**GIVEN PROBLEM**
How many lines in the entries below include the string "учреждениям"? Answer with the number only.

——

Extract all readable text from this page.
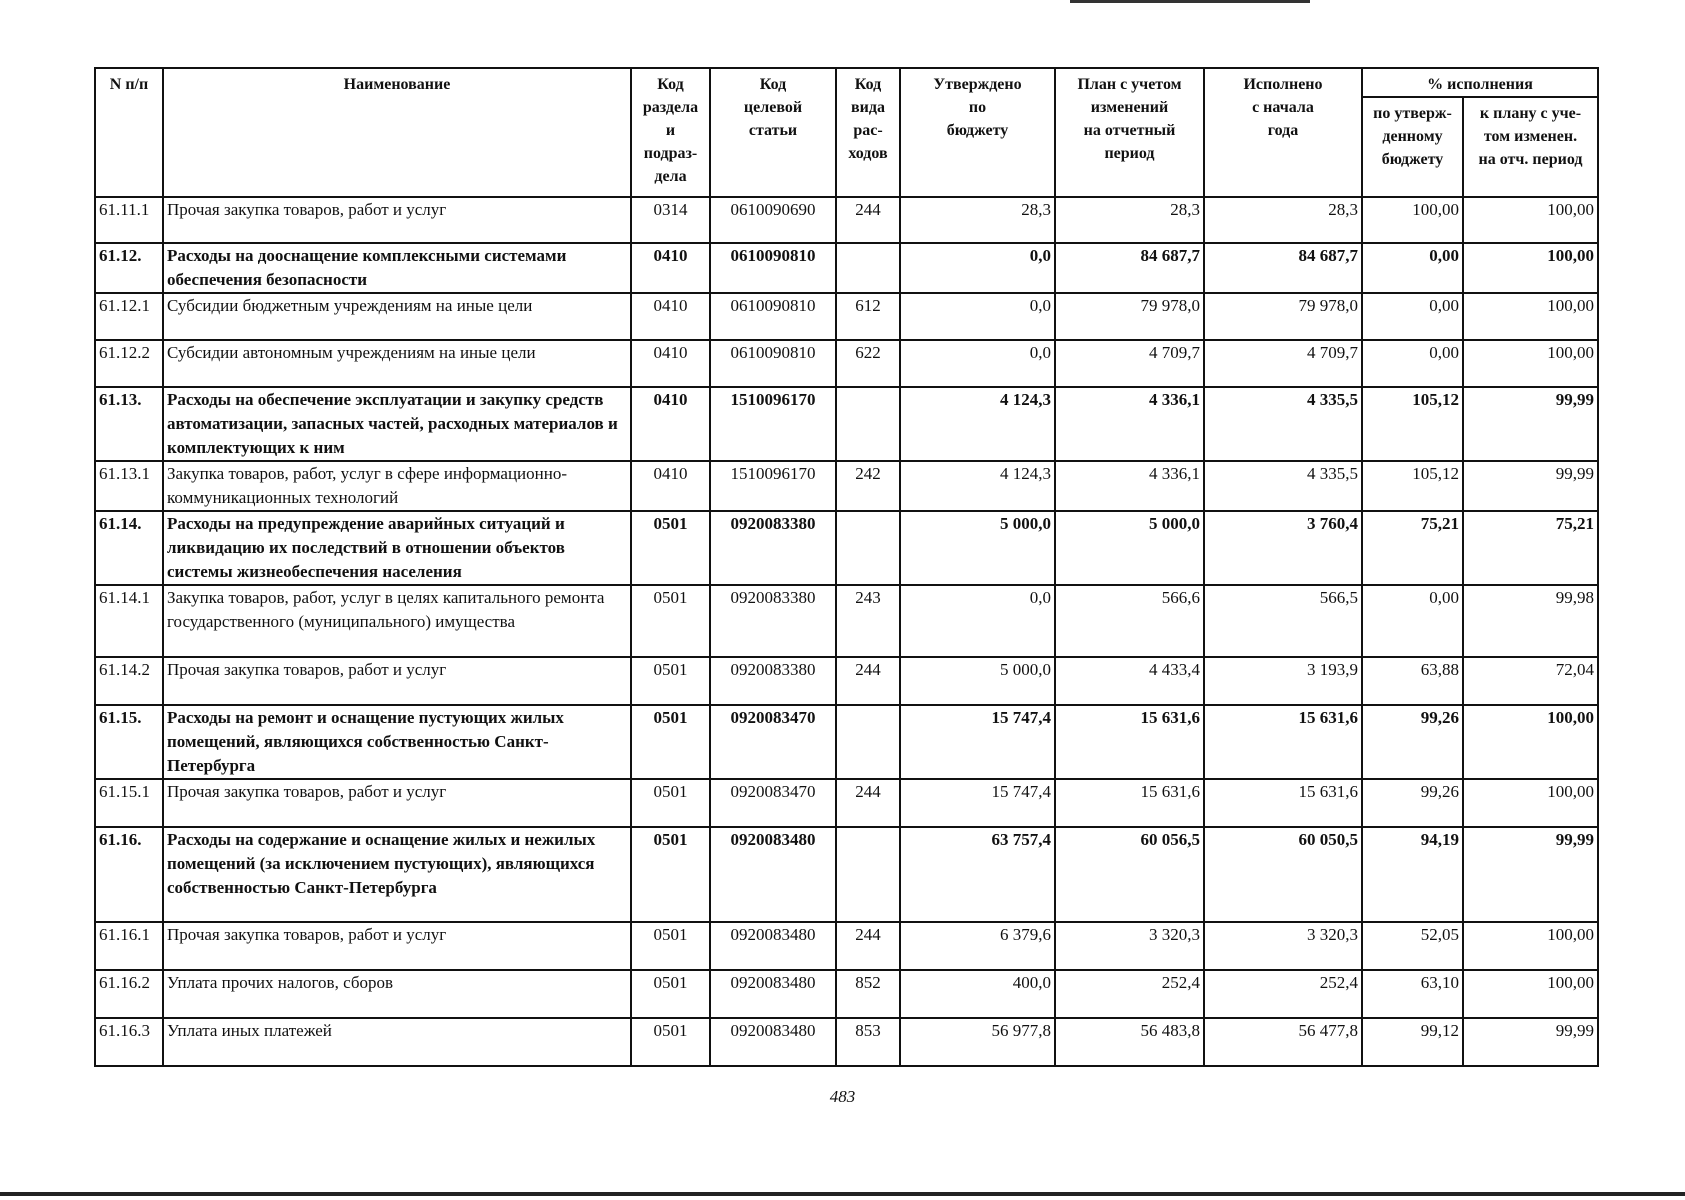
N п/п	Наименование	Код
раздела
и
подраз-
дела	Код
целевой
статьи	Код
вида
рас-
ходов	Утверждено
по
бюджету	План с учетом
изменений
на отчетный
период	Исполнено
с начала
года	% исполнения	
								по утверж-
денному
бюджету	к плану с уче-
том изменен.
на отч. период
61.11.1	Прочая закупка товаров, работ и услуг	0314	0610090690	244	28,3	28,3	28,3	100,00	100,00
61.12.	Расходы на дооснащение комплексными системами обеспечения безопасности	0410	0610090810		0,0	84 687,7	84 687,7	0,00	100,00
61.12.1	Субсидии бюджетным учреждениям на иные цели	0410	0610090810	612	0,0	79 978,0	79 978,0	0,00	100,00
61.12.2	Субсидии автономным учреждениям на иные цели	0410	0610090810	622	0,0	4 709,7	4 709,7	0,00	100,00
61.13.	Расходы на обеспечение эксплуатации и закупку средств автоматизации, запасных частей, расходных материалов и комплектующих к ним	0410	1510096170		4 124,3	4 336,1	4 335,5	105,12	99,99
61.13.1	Закупка товаров, работ, услуг в сфере информационно-коммуникационных технологий	0410	1510096170	242	4 124,3	4 336,1	4 335,5	105,12	99,99
61.14.	Расходы на предупреждение аварийных ситуаций и ликвидацию их последствий в отношении объектов системы жизнеобеспечения населения	0501	0920083380		5 000,0	5 000,0	3 760,4	75,21	75,21
61.14.1	Закупка товаров, работ, услуг в целях капитального ремонта государственного (муниципального) имущества	0501	0920083380	243	0,0	566,6	566,5	0,00	99,98
61.14.2	Прочая закупка товаров, работ и услуг	0501	0920083380	244	5 000,0	4 433,4	3 193,9	63,88	72,04
61.15.	Расходы на ремонт и оснащение пустующих жилых помещений, являющихся собственностью Санкт-Петербурга	0501	0920083470		15 747,4	15 631,6	15 631,6	99,26	100,00
61.15.1	Прочая закупка товаров, работ и услуг	0501	0920083470	244	15 747,4	15 631,6	15 631,6	99,26	100,00
61.16.	Расходы на содержание и оснащение жилых и нежилых помещений (за исключением пустующих), являющихся собственностью Санкт-Петербурга	0501	0920083480		63 757,4	60 056,5	60 050,5	94,19	99,99
61.16.1	Прочая закупка товаров, работ и услуг	0501	0920083480	244	6 379,6	3 320,3	3 320,3	52,05	100,00
61.16.2	Уплата прочих налогов, сборов	0501	0920083480	852	400,0	252,4	252,4	63,10	100,00
61.16.3	Уплата иных платежей	0501	0920083480	853	56 977,8	56 483,8	56 477,8	99,12	99,99
483
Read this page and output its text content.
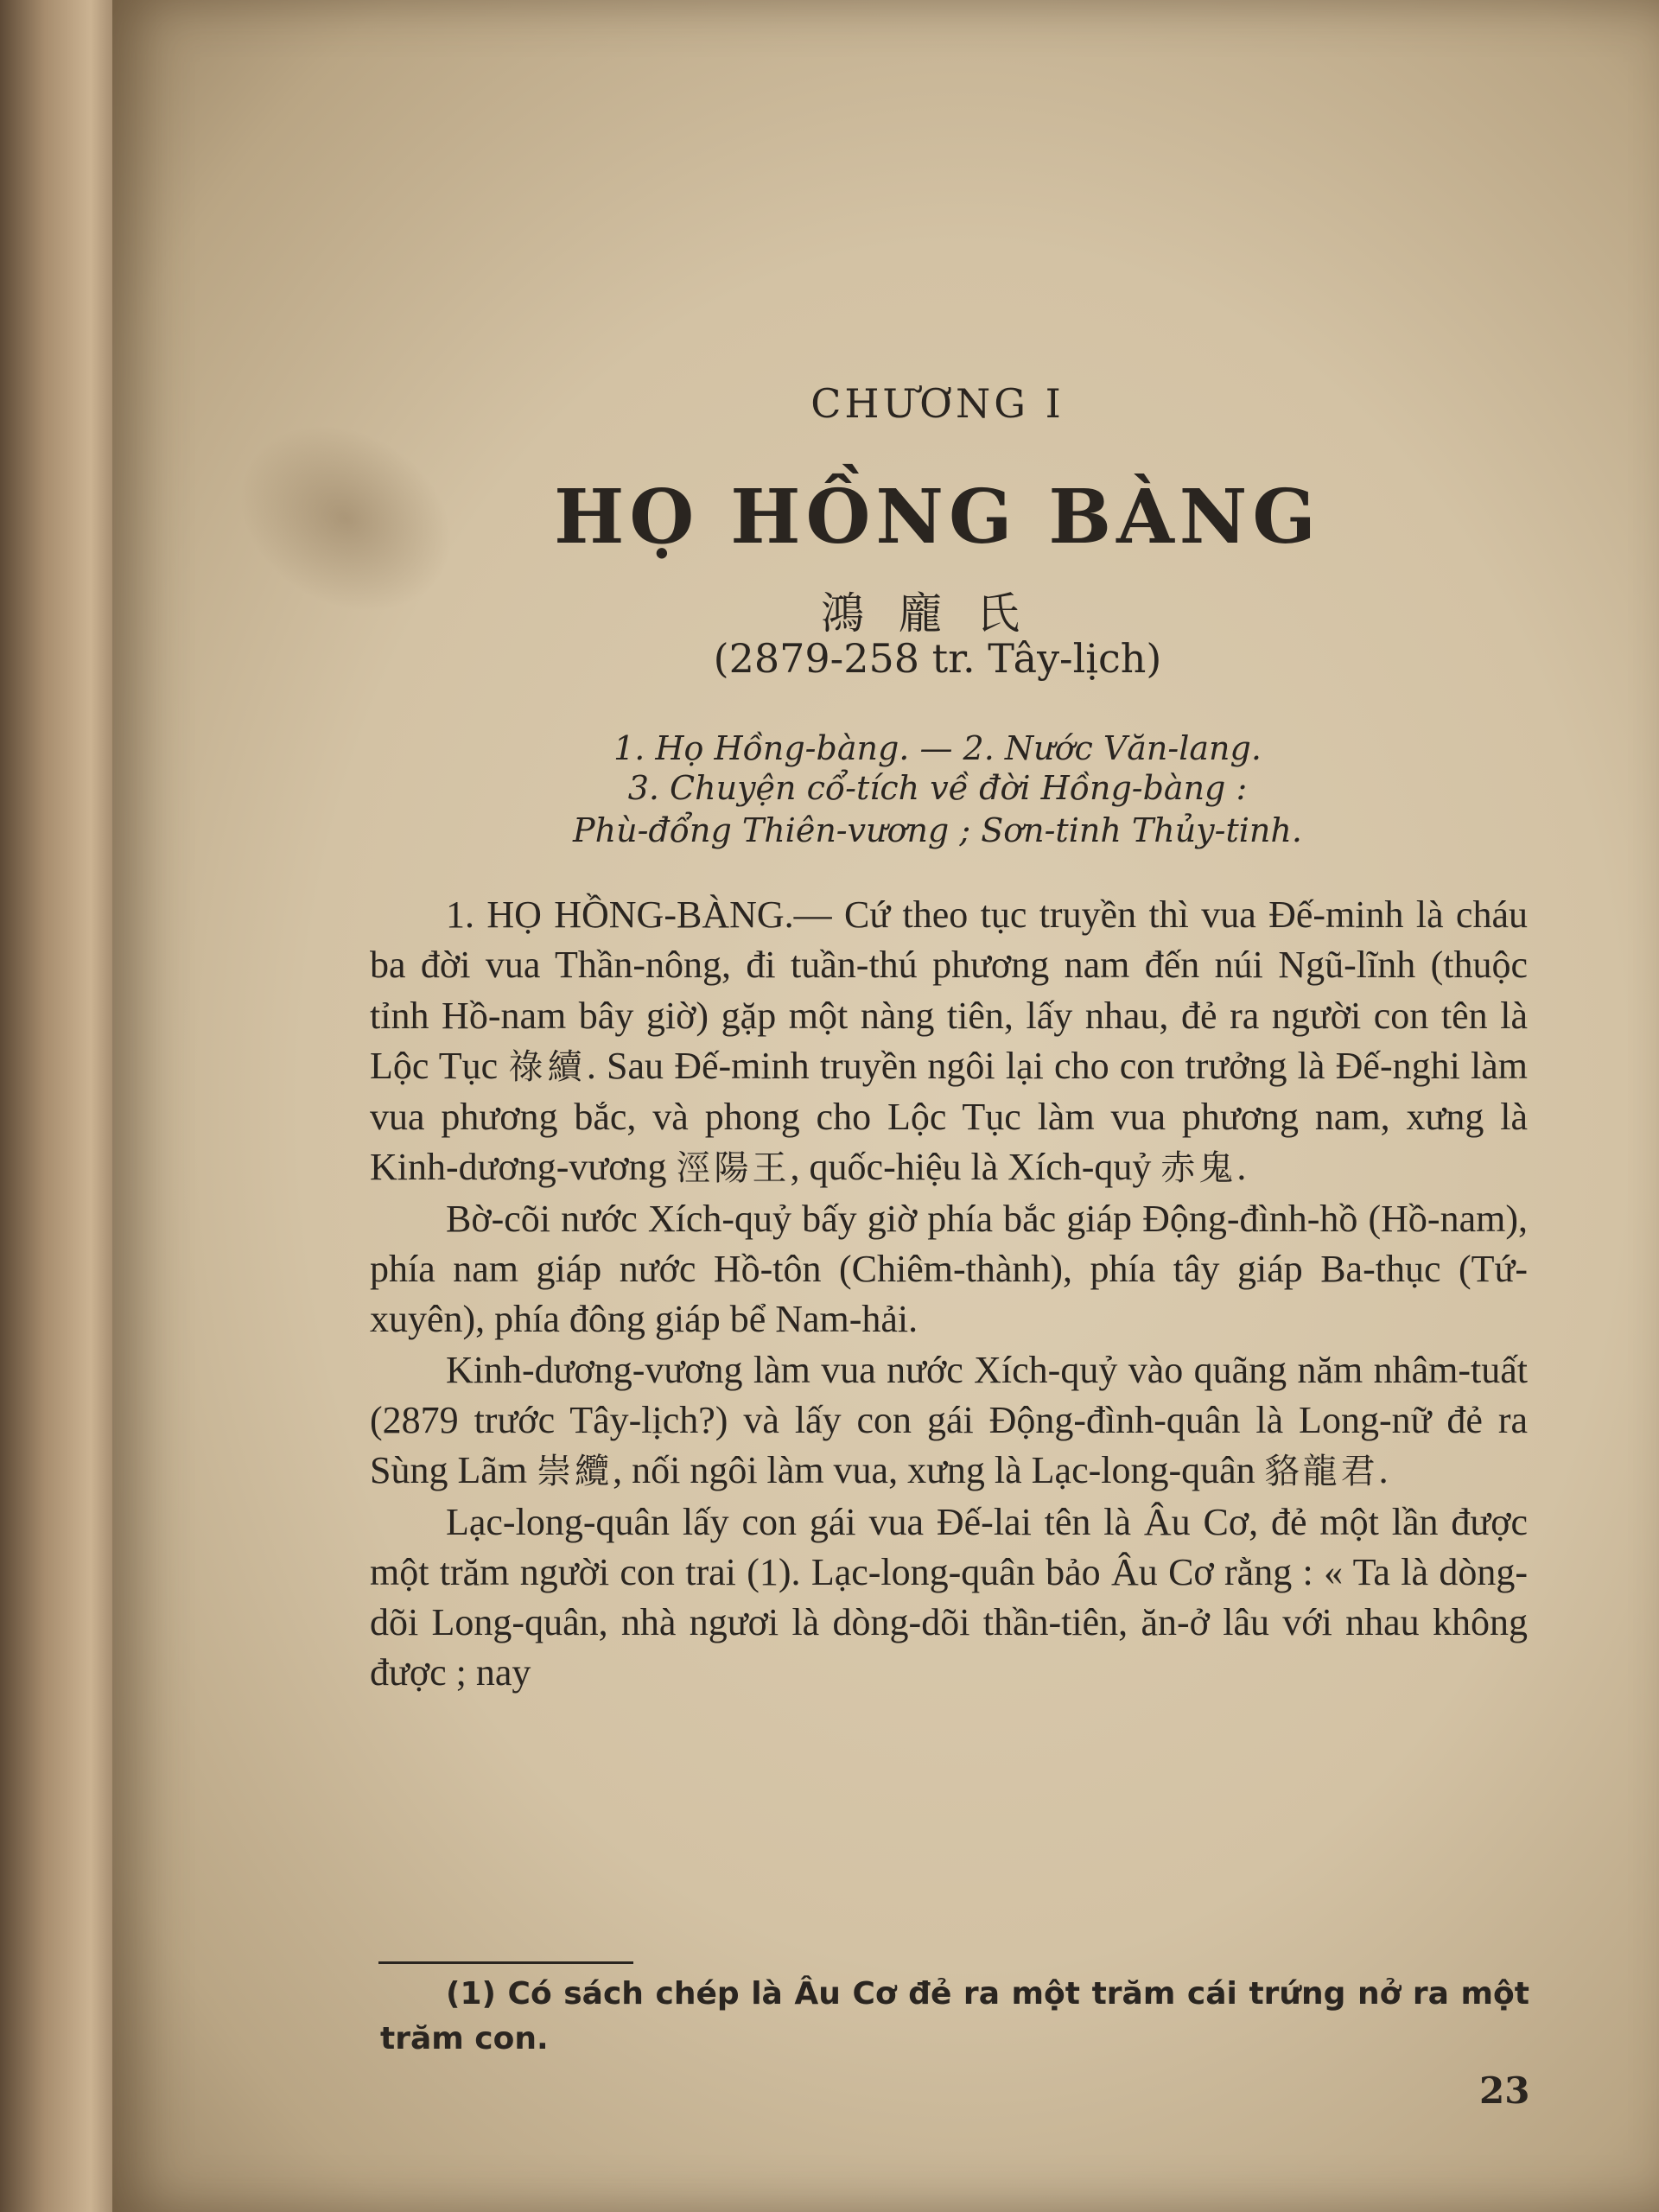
CHƯƠNG I
HỌ HỒNG BÀNG
鴻龐氏
(2879-258 tr. Tây-lịch)
1. Họ Hồng-bàng. — 2. Nước Văn-lang.
3. Chuyện cổ-tích về đời Hồng-bàng :
Phù-đổng Thiên-vương ; Sơn-tinh Thủy-tinh.

1. HỌ HỒNG-BÀNG.— Cứ theo tục truyền thì vua Đế-minh là cháu ba đời vua Thần-nông, đi tuần-thú phương nam đến núi Ngũ-lĩnh (thuộc tỉnh Hồ-nam bây giờ) gặp một nàng tiên, lấy nhau, đẻ ra người con tên là Lộc Tục 祿續. Sau Đế-minh truyền ngôi lại cho con trưởng là Đế-nghi làm vua phương bắc, và phong cho Lộc Tục làm vua phương nam, xưng là Kinh-dương-vương 涇陽王, quốc-hiệu là Xích-quỷ 赤鬼.

Bờ-cõi nước Xích-quỷ bấy giờ phía bắc giáp Động-đình-hồ (Hồ-nam), phía nam giáp nước Hồ-tôn (Chiêm-thành), phía tây giáp Ba-thục (Tứ-xuyên), phía đông giáp bể Nam-hải.

Kinh-dương-vương làm vua nước Xích-quỷ vào quãng năm nhâm-tuất (2879 trước Tây-lịch?) và lấy con gái Động-đình-quân là Long-nữ đẻ ra Sùng Lãm 崇纜, nối ngôi làm vua, xưng là Lạc-long-quân 貉龍君.

Lạc-long-quân lấy con gái vua Đế-lai tên là Âu Cơ, đẻ một lần được một trăm người con trai (1). Lạc-long-quân bảo Âu Cơ rằng : « Ta là dòng-dõi Long-quân, nhà ngươi là dòng-dõi thần-tiên, ăn-ở lâu với nhau không được ; nay

(1) Có sách chép là Âu Cơ đẻ ra một trăm cái trứng nở ra một trăm con.
23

——

**TASK SOLUTION**
2